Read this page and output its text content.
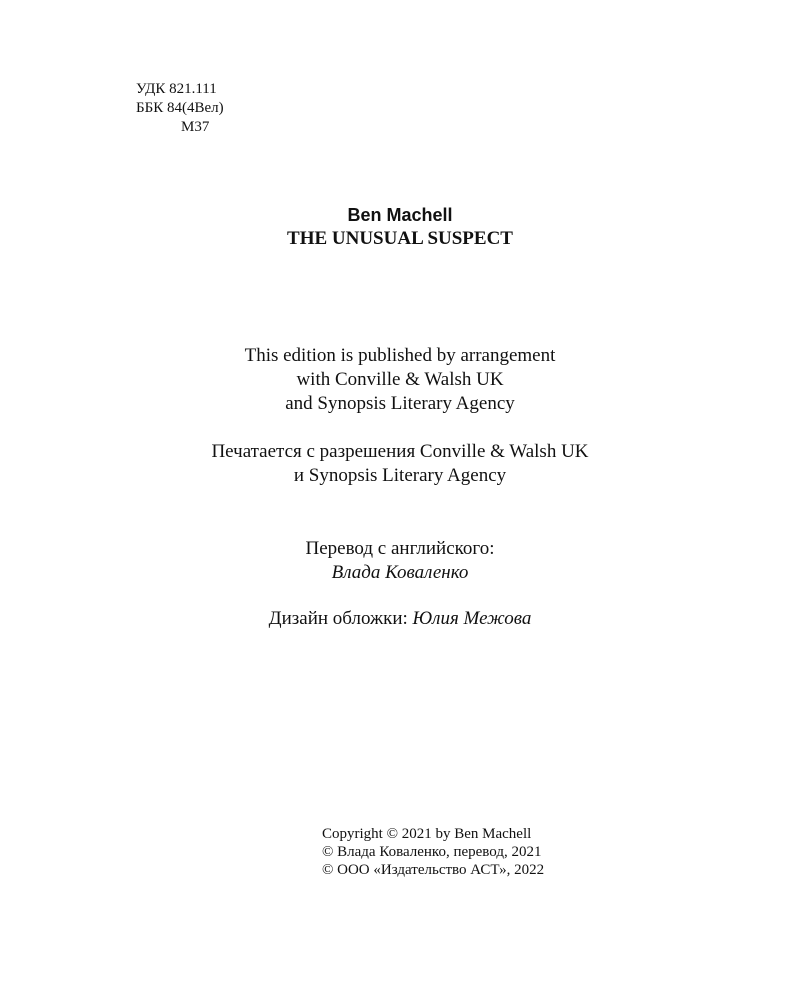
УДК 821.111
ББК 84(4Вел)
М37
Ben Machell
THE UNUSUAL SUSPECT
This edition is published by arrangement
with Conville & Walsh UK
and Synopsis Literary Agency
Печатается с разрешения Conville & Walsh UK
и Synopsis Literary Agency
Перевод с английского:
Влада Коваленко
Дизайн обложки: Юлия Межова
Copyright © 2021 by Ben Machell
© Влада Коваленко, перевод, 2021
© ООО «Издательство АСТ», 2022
--
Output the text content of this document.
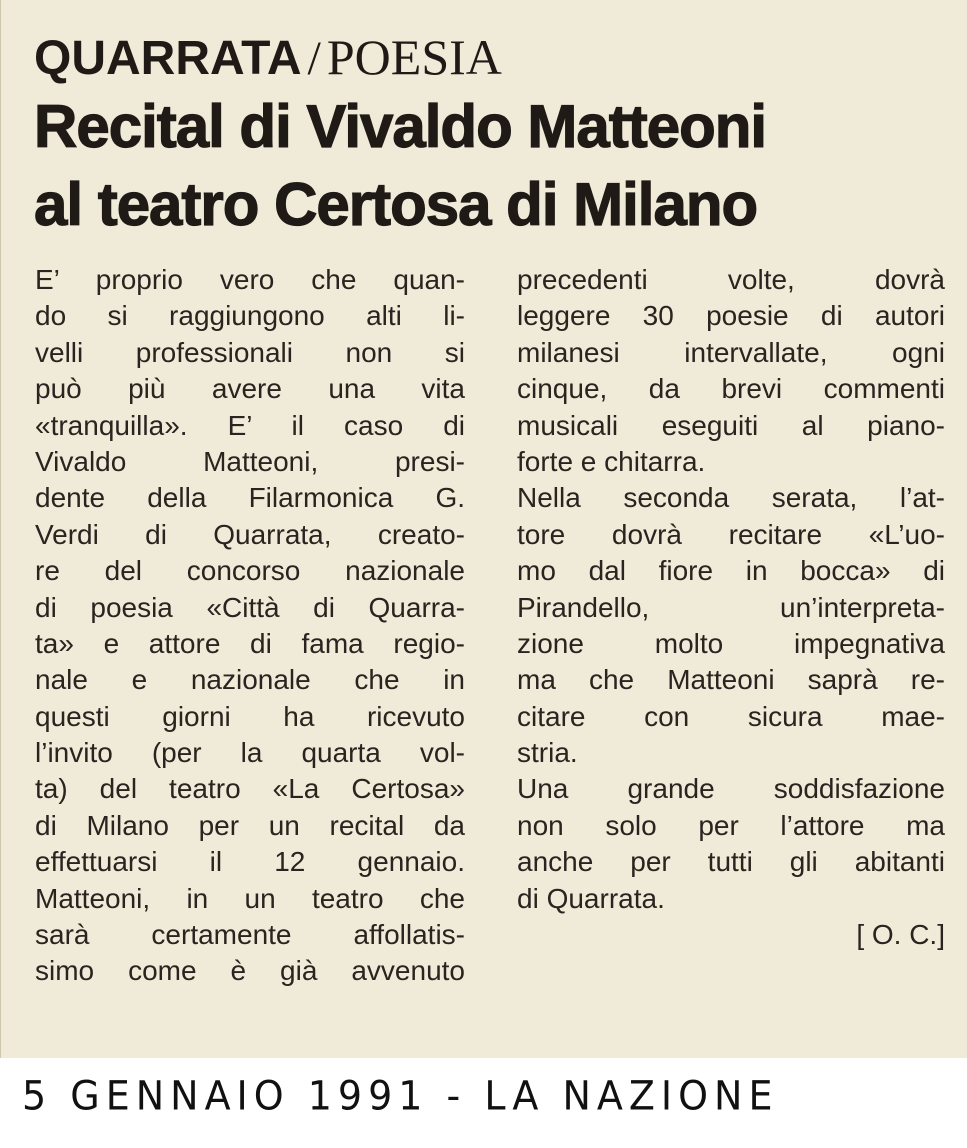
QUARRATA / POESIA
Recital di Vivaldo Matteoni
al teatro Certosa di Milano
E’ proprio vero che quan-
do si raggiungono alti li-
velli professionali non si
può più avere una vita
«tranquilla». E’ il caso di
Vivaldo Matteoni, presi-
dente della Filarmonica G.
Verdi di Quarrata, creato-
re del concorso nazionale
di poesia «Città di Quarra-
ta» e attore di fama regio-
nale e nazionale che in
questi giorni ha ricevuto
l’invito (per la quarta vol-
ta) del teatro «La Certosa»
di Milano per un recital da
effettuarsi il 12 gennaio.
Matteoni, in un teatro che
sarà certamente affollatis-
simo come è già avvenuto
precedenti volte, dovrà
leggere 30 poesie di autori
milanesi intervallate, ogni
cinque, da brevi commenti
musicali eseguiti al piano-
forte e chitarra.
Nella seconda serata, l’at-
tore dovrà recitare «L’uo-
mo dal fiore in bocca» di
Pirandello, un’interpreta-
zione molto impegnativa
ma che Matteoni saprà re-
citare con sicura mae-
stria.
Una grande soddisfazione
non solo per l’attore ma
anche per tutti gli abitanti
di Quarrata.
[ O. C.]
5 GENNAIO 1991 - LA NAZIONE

SET TASK –
In the entries above, find the lines containing the word "teatro" and say how many there are, with no other words.

EXERCISE RESPONSE –
3